PROBLEM REQUIREMENTS - A single number is the answer here: how many lines of the entries contain "modified"?

RECORD EXCERPTS -
============================================================
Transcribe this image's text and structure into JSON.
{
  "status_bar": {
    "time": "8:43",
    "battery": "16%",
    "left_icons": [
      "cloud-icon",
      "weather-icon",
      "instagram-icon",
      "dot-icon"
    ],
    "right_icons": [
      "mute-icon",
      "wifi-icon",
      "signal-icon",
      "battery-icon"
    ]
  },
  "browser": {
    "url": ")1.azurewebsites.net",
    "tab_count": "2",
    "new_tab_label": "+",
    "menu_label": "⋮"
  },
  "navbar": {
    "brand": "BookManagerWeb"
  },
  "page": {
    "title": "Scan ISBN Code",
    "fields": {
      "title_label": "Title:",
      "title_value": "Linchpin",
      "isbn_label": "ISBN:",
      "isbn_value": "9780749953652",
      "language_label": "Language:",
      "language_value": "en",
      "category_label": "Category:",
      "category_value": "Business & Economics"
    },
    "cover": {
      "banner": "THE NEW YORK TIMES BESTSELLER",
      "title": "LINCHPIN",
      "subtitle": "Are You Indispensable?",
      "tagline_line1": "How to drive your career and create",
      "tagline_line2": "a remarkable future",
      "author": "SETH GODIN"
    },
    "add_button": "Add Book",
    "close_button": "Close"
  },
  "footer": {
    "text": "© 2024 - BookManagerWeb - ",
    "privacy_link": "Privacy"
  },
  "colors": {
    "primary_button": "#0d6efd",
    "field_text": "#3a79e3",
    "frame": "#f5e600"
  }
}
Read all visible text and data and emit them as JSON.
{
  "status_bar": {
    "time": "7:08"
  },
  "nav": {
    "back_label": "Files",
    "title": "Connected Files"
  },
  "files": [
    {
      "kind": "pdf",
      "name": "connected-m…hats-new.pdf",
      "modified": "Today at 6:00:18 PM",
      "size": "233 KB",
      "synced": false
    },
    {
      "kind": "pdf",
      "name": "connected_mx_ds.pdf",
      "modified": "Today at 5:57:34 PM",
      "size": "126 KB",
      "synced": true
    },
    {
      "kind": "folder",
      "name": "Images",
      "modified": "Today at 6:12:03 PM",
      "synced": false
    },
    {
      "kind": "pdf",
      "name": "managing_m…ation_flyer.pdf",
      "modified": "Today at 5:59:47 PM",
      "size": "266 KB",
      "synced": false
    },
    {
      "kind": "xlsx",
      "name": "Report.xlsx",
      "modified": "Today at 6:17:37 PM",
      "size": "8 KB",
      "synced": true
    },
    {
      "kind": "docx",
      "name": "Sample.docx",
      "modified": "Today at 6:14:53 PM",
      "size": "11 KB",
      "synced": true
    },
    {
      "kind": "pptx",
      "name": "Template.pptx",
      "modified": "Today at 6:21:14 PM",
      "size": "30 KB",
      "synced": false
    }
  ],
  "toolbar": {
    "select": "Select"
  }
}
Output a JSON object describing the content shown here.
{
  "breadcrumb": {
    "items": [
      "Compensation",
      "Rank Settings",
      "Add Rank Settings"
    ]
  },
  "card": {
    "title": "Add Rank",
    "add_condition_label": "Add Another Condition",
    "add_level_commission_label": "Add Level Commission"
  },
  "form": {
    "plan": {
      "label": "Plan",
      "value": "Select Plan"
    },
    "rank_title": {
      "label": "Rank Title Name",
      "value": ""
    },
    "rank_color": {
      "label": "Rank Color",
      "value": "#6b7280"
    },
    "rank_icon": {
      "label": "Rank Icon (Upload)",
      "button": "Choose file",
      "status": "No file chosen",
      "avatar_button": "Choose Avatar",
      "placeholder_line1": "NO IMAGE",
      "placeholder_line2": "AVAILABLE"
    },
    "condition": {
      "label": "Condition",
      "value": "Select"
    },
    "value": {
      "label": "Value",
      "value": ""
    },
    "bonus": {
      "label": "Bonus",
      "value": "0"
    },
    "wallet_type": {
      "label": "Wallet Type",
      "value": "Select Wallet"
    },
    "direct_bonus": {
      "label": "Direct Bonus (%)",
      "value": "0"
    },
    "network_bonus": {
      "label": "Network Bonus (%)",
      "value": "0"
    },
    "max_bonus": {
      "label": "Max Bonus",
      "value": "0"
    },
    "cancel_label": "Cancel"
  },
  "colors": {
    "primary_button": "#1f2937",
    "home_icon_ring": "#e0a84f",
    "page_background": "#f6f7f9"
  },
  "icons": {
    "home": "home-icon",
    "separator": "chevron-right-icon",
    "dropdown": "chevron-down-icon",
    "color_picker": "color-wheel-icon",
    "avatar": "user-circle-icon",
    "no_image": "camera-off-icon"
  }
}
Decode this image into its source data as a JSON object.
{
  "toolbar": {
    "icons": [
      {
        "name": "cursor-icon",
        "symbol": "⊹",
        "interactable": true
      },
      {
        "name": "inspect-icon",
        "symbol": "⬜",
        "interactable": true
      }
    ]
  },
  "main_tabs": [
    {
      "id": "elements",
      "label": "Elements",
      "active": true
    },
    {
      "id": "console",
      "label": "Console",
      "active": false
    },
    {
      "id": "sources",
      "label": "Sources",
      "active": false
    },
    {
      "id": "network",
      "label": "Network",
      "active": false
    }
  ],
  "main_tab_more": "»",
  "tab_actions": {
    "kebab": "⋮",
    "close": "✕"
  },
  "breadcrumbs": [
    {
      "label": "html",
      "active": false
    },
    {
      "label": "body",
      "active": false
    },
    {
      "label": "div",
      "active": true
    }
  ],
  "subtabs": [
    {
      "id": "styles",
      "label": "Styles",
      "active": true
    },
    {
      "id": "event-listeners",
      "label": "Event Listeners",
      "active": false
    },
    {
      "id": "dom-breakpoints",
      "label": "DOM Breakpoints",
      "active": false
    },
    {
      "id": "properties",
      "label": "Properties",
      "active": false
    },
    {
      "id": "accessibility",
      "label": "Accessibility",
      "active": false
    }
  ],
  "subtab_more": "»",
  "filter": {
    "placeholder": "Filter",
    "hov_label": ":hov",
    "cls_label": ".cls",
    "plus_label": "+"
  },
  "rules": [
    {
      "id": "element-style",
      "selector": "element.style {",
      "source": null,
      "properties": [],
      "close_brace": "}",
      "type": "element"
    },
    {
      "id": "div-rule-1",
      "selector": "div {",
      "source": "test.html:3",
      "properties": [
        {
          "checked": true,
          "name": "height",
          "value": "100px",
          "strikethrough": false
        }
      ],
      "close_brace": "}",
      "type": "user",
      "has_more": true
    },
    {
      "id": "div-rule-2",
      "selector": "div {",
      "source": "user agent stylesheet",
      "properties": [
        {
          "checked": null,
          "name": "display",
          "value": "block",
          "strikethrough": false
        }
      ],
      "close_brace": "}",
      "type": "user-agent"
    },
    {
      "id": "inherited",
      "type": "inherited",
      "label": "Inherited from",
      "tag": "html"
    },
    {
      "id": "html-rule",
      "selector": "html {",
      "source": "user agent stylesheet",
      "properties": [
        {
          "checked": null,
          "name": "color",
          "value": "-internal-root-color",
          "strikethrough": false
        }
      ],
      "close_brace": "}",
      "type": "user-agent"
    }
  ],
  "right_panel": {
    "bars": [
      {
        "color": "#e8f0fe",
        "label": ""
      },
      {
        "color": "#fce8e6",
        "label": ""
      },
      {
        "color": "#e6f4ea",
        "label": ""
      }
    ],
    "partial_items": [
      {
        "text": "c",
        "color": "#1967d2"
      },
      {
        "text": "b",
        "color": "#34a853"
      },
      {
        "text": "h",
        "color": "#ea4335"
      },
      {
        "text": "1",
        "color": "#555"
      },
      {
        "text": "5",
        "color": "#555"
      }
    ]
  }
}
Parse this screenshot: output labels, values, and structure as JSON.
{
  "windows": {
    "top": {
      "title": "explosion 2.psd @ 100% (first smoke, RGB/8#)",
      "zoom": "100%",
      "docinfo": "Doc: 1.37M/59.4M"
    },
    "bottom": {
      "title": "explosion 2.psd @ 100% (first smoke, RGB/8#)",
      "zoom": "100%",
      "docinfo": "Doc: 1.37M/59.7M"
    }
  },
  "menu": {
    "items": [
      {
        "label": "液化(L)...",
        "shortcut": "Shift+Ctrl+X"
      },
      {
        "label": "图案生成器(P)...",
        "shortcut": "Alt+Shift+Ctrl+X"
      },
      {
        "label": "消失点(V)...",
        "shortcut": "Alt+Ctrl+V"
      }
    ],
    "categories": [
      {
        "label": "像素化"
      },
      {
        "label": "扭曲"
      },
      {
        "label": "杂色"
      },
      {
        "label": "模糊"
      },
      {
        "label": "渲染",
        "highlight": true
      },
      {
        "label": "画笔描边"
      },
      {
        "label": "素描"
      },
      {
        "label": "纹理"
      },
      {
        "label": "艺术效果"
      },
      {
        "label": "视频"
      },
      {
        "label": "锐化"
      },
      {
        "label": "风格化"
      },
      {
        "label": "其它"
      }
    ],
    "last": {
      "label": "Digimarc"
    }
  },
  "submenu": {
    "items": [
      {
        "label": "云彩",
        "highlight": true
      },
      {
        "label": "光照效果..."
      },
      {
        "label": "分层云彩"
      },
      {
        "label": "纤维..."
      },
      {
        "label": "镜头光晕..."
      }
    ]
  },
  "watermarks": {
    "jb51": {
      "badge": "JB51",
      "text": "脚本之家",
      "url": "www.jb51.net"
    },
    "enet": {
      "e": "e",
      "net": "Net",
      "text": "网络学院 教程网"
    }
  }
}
============================================================
ANSWER FOR THE TASK - 7